(Dataset records)

====

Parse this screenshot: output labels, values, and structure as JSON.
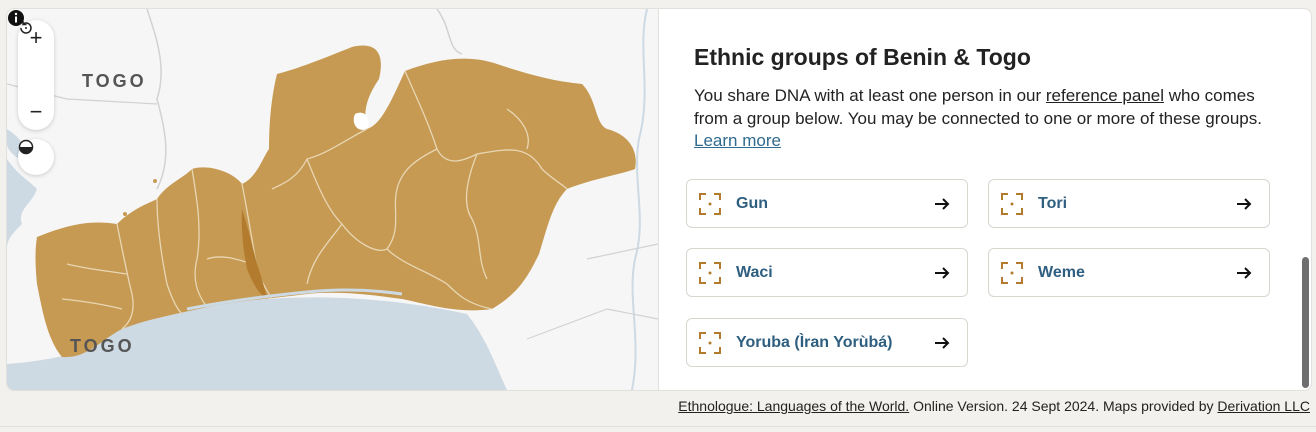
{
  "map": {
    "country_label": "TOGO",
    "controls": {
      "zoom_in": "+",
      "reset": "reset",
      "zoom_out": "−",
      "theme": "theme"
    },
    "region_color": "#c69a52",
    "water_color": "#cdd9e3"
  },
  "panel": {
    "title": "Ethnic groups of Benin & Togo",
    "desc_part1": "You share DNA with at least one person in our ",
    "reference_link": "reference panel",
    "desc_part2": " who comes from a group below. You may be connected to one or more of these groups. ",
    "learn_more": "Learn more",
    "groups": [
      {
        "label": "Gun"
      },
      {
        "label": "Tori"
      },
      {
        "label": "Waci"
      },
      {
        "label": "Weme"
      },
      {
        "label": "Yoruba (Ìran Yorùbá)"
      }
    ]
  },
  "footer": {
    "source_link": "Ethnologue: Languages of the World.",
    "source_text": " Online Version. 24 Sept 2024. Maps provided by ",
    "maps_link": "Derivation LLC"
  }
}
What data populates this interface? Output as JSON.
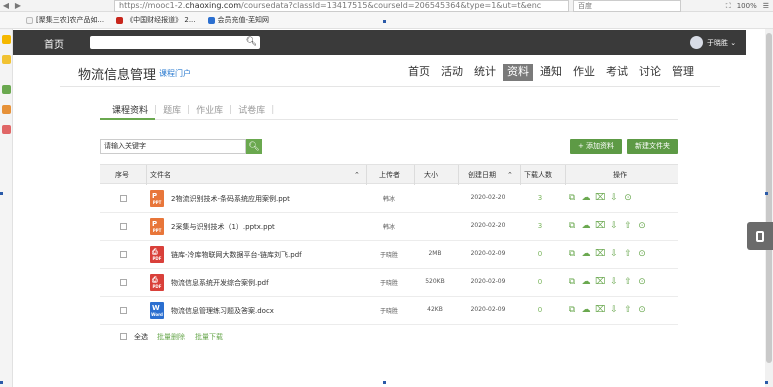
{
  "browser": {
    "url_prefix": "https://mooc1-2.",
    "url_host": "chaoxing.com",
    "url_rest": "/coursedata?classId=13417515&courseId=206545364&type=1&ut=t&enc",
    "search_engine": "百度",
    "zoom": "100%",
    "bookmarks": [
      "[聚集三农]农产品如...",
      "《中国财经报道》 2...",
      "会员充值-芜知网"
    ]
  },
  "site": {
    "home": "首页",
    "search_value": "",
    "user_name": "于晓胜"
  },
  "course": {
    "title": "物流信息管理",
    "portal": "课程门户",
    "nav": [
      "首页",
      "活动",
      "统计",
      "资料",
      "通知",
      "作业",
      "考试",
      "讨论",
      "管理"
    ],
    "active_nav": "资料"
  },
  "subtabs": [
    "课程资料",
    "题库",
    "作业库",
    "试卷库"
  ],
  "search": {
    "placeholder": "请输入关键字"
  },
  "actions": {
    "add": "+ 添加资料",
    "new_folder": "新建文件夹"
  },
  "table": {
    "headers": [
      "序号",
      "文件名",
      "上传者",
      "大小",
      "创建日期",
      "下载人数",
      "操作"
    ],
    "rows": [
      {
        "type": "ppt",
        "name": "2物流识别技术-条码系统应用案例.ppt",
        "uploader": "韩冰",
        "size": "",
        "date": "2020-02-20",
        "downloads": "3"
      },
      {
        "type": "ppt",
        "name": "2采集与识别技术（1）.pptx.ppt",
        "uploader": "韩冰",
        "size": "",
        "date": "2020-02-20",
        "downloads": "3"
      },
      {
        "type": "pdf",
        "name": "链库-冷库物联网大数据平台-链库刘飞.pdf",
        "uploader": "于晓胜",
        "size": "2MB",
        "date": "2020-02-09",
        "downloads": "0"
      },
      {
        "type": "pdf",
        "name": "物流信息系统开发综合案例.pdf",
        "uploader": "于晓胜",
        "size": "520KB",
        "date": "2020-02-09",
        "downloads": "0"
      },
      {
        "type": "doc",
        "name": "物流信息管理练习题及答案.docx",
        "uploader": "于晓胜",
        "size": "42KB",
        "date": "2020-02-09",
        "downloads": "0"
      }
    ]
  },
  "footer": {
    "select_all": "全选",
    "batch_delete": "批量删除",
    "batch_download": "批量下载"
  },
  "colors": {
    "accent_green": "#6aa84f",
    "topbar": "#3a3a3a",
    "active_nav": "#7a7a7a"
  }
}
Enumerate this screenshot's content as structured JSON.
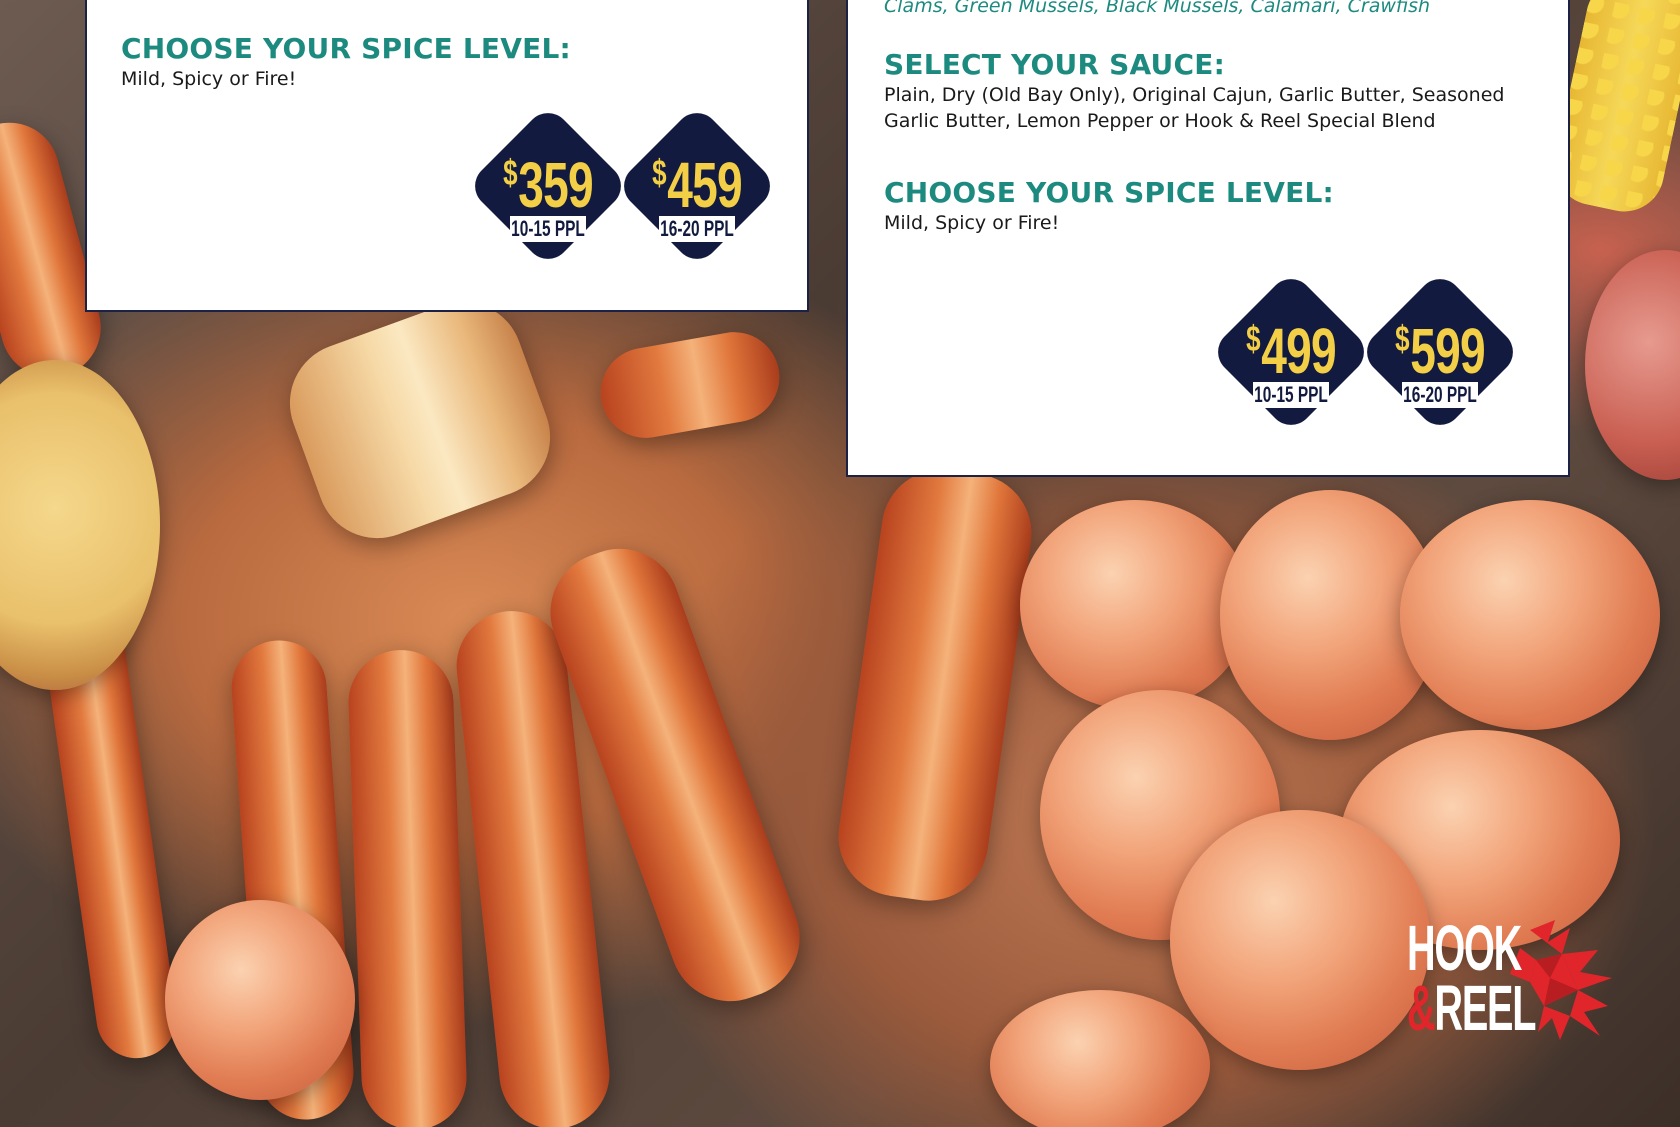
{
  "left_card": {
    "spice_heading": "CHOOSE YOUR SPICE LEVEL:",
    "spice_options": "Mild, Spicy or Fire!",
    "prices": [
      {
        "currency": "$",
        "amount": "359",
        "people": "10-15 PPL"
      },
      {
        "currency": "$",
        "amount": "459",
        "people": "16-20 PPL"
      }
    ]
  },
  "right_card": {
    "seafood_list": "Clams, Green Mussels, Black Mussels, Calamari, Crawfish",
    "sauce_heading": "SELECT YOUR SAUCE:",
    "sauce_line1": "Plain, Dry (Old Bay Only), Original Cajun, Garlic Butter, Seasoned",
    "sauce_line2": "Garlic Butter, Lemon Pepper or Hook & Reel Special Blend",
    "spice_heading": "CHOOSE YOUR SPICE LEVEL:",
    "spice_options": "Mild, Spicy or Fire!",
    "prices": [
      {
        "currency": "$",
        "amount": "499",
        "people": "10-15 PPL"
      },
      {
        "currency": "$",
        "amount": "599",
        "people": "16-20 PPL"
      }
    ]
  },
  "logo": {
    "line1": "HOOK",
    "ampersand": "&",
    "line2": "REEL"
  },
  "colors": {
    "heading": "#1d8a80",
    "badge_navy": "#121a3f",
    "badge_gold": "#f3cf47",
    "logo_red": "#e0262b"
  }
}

====

__Work to be completed__. Using the listing above, gather each line that holds the string "JSON" and copy it.

__Task answer__.
Parse this screenshot: output labels, values, and structure as JSON.
What data populates this interface? Output as JSON.
Enumerate this screenshot's content as structured JSON.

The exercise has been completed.